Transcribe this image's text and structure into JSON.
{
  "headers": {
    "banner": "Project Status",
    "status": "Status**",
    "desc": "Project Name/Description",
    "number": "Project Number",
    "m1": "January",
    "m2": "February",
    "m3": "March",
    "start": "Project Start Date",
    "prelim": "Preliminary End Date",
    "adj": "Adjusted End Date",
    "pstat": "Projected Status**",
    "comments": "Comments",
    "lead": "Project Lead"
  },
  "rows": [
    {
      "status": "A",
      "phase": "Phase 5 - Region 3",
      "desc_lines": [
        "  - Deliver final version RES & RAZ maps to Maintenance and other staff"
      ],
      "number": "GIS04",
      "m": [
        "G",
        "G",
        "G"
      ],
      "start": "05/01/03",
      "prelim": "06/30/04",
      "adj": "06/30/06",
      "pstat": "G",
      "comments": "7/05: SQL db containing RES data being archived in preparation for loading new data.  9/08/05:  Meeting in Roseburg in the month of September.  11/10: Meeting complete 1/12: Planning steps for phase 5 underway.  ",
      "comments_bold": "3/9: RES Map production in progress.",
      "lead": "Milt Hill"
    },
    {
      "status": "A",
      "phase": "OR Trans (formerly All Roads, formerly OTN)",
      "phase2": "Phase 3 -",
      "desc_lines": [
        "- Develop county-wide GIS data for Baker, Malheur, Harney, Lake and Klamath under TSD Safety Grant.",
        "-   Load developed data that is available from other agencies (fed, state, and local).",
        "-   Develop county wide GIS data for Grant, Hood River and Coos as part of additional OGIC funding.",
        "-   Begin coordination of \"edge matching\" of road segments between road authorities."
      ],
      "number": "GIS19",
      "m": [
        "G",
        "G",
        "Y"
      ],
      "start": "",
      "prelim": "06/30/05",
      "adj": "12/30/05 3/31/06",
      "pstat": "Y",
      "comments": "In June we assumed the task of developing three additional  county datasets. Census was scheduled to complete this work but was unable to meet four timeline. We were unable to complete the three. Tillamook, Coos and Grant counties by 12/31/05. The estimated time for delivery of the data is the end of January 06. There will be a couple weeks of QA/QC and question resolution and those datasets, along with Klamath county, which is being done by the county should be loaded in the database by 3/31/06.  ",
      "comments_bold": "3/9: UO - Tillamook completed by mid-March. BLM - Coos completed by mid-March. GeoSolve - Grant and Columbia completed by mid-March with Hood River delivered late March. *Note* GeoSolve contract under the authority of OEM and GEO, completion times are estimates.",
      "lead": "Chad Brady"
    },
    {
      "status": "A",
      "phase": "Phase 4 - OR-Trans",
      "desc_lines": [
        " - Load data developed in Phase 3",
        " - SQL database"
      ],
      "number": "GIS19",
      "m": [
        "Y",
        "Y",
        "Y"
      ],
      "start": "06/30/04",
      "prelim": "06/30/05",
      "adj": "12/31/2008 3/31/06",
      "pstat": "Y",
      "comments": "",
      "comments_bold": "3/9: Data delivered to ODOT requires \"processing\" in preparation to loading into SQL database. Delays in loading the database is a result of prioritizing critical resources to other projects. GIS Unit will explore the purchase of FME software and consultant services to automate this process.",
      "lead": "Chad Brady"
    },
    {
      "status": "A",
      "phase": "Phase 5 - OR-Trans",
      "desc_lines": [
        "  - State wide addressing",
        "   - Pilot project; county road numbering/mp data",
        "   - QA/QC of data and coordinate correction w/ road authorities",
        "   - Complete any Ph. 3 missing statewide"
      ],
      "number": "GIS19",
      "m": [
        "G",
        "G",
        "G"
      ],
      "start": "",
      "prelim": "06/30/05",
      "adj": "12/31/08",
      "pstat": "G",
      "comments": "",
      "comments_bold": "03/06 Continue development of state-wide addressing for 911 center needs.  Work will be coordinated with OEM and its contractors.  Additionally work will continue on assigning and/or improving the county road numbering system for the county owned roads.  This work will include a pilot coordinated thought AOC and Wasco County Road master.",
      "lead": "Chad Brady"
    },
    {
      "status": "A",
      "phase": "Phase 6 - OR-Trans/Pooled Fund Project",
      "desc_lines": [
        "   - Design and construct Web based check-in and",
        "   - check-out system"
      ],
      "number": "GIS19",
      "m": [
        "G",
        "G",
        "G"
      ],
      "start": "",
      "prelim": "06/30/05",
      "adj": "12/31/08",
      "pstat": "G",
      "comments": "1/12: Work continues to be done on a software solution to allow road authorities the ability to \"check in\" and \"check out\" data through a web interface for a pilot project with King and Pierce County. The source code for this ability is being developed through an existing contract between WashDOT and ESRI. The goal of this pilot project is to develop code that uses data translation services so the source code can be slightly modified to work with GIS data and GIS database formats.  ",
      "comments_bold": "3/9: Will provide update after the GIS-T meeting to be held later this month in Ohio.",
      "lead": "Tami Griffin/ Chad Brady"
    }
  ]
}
= = = = =
Restate the whole of the material exactly.

TASK RESULT:
Transcribe this image's text and structure into JSON.
{
  "headers": {
    "banner": "Project Status",
    "status": "Status**",
    "desc": "Project Name/Description",
    "number": "Project Number",
    "m1": "January",
    "m2": "February",
    "m3": "March",
    "start": "Project Start Date",
    "prelim": "Preliminary End Date",
    "adj": "Adjusted End Date",
    "pstat": "Projected Status**",
    "comments": "Comments",
    "lead": "Project Lead"
  },
  "rows": [
    {
      "status": "A",
      "phase": "Phase 5 - Region 3",
      "desc_lines": [
        "  - Deliver final version RES & RAZ maps to Maintenance and other staff"
      ],
      "number": "GIS04",
      "m": [
        "G",
        "G",
        "G"
      ],
      "start": "05/01/03",
      "prelim": "06/30/04",
      "adj": "06/30/06",
      "pstat": "G",
      "comments": "7/05: SQL db containing RES data being archived in preparation for loading new data.  9/08/05:  Meeting in Roseburg in the month of September.  11/10: Meeting complete 1/12: Planning steps for phase 5 underway.  ",
      "comments_bold": "3/9: RES Map production in progress.",
      "lead": "Milt Hill"
    },
    {
      "status": "A",
      "phase": "OR Trans (formerly All Roads, formerly OTN)",
      "phase2": "Phase 3 -",
      "desc_lines": [
        "- Develop county-wide GIS data for Baker, Malheur, Harney, Lake and Klamath under TSD Safety Grant.",
        "-   Load developed data that is available from other agencies (fed, state, and local).",
        "-   Develop county wide GIS data for Grant, Hood River and Coos as part of additional OGIC funding.",
        "-   Begin coordination of \"edge matching\" of road segments between road authorities."
      ],
      "number": "GIS19",
      "m": [
        "G",
        "G",
        "Y"
      ],
      "start": "",
      "prelim": "06/30/05",
      "adj": "12/30/05 3/31/06",
      "pstat": "Y",
      "comments": "In June we assumed the task of developing three additional  county datasets. Census was scheduled to complete this work but was unable to meet four timeline. We were unable to complete the three. Tillamook, Coos and Grant counties by 12/31/05. The estimated time for delivery of the data is the end of January 06. There will be a couple weeks of QA/QC and question resolution and those datasets, along with Klamath county, which is being done by the county should be loaded in the database by 3/31/06.  ",
      "comments_bold": "3/9: UO - Tillamook completed by mid-March. BLM - Coos completed by mid-March. GeoSolve - Grant and Columbia completed by mid-March with Hood River delivered late March. *Note* GeoSolve contract under the authority of OEM and GEO, completion times are estimates.",
      "lead": "Chad Brady"
    },
    {
      "status": "A",
      "phase": "Phase 4 - OR-Trans",
      "desc_lines": [
        " - Load data developed in Phase 3",
        " - SQL database"
      ],
      "number": "GIS19",
      "m": [
        "Y",
        "Y",
        "Y"
      ],
      "start": "06/30/04",
      "prelim": "06/30/05",
      "adj": "12/31/2008 3/31/06",
      "pstat": "Y",
      "comments": "",
      "comments_bold": "3/9: Data delivered to ODOT requires \"processing\" in preparation to loading into SQL database. Delays in loading the database is a result of prioritizing critical resources to other projects. GIS Unit will explore the purchase of FME software and consultant services to automate this process.",
      "lead": "Chad Brady"
    },
    {
      "status": "A",
      "phase": "Phase 5 - OR-Trans",
      "desc_lines": [
        "  - State wide addressing",
        "   - Pilot project; county road numbering/mp data",
        "   - QA/QC of data and coordinate correction w/ road authorities",
        "   - Complete any Ph. 3 missing statewide"
      ],
      "number": "GIS19",
      "m": [
        "G",
        "G",
        "G"
      ],
      "start": "",
      "prelim": "06/30/05",
      "adj": "12/31/08",
      "pstat": "G",
      "comments": "",
      "comments_bold": "03/06 Continue development of state-wide addressing for 911 center needs.  Work will be coordinated with OEM and its contractors.  Additionally work will continue on assigning and/or improving the county road numbering system for the county owned roads.  This work will include a pilot coordinated thought AOC and Wasco County Road master.",
      "lead": "Chad Brady"
    },
    {
      "status": "A",
      "phase": "Phase 6 - OR-Trans/Pooled Fund Project",
      "desc_lines": [
        "   - Design and construct Web based check-in and",
        "   - check-out system"
      ],
      "number": "GIS19",
      "m": [
        "G",
        "G",
        "G"
      ],
      "start": "",
      "prelim": "06/30/05",
      "adj": "12/31/08",
      "pstat": "G",
      "comments": "1/12: Work continues to be done on a software solution to allow road authorities the ability to \"check in\" and \"check out\" data through a web interface for a pilot project with King and Pierce County. The source code for this ability is being developed through an existing contract between WashDOT and ESRI. The goal of this pilot project is to develop code that uses data translation services so the source code can be slightly modified to work with GIS data and GIS database formats.  ",
      "comments_bold": "3/9: Will provide update after the GIS-T meeting to be held later this month in Ohio.",
      "lead": "Tami Griffin/ Chad Brady"
    }
  ]
}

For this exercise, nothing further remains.